Provided records »
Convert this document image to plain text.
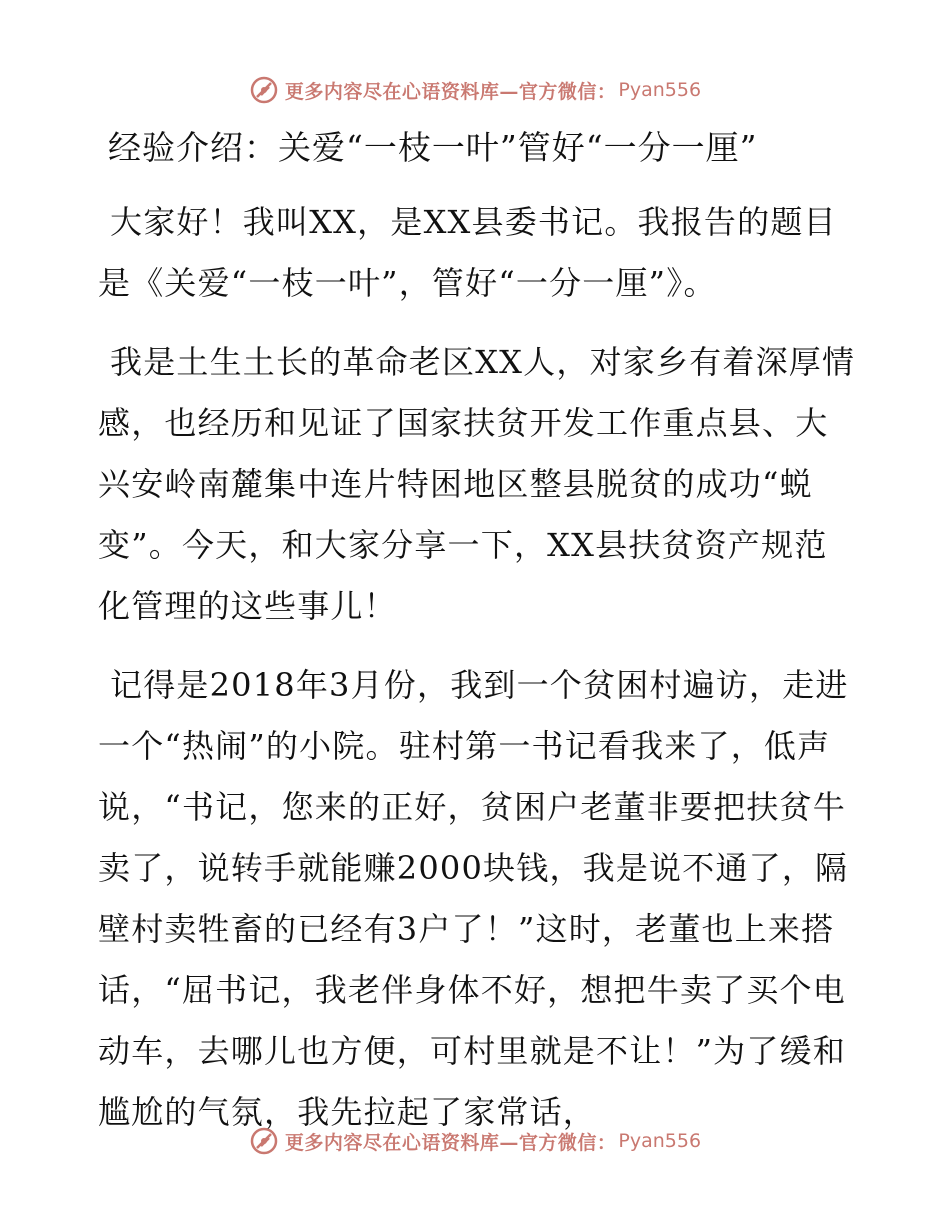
更多内容尽在心语资料库—官方微信： Pyan556
经验介绍：关爱“一枝一叶”管好“一分一厘”

大家好！我叫XX，是XX县委书记。我报告的题目是《关爱“一枝一叶”，管好“一分一厘”》。

我是土生土长的革命老区XX人，对家乡有着深厚情感，也经历和见证了国家扶贫开发工作重点县、大兴安岭南麓集中连片特困地区整县脱贫的成功“蜕变”。今天，和大家分享一下，XX县扶贫资产规范化管理的这些事儿！

记得是2018年3月份，我到一个贫困村遍访，走进一个“热闹”的小院。驻村第一书记看我来了，低声说，“书记，您来的正好，贫困户老董非要把扶贫牛卖了，说转手就能赚2000块钱，我是说不通了，隔壁村卖牲畜的已经有3户了！”这时，老董也上来搭话，“屈书记，我老伴身体不好，想把牛卖了买个电动车，去哪儿也方便，可村里就是不让！”为了缓和尴尬的气氛，我先拉起了家常话，

更多内容尽在心语资料库—官方微信： Pyan556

Aim of the exercise »
Transcribe all the records above word for word, without their images.

Final result »
Convert this document image to plain text.
更多内容尽在心语资料库—官方微信： Pyan556
经验介绍：关爱“一枝一叶”管好“一分一厘”

大家好！我叫XX，是XX县委书记。我报告的题目是《关爱“一枝一叶”，管好“一分一厘”》。

我是土生土长的革命老区XX人，对家乡有着深厚情感，也经历和见证了国家扶贫开发工作重点县、大兴安岭南麓集中连片特困地区整县脱贫的成功“蜕变”。今天，和大家分享一下，XX县扶贫资产规范化管理的这些事儿！

记得是2018年3月份，我到一个贫困村遍访，走进一个“热闹”的小院。驻村第一书记看我来了，低声说，“书记，您来的正好，贫困户老董非要把扶贫牛卖了，说转手就能赚2000块钱，我是说不通了，隔壁村卖牲畜的已经有3户了！”这时，老董也上来搭话，“屈书记，我老伴身体不好，想把牛卖了买个电动车，去哪儿也方便，可村里就是不让！”为了缓和尴尬的气氛，我先拉起了家常话，

更多内容尽在心语资料库—官方微信： Pyan556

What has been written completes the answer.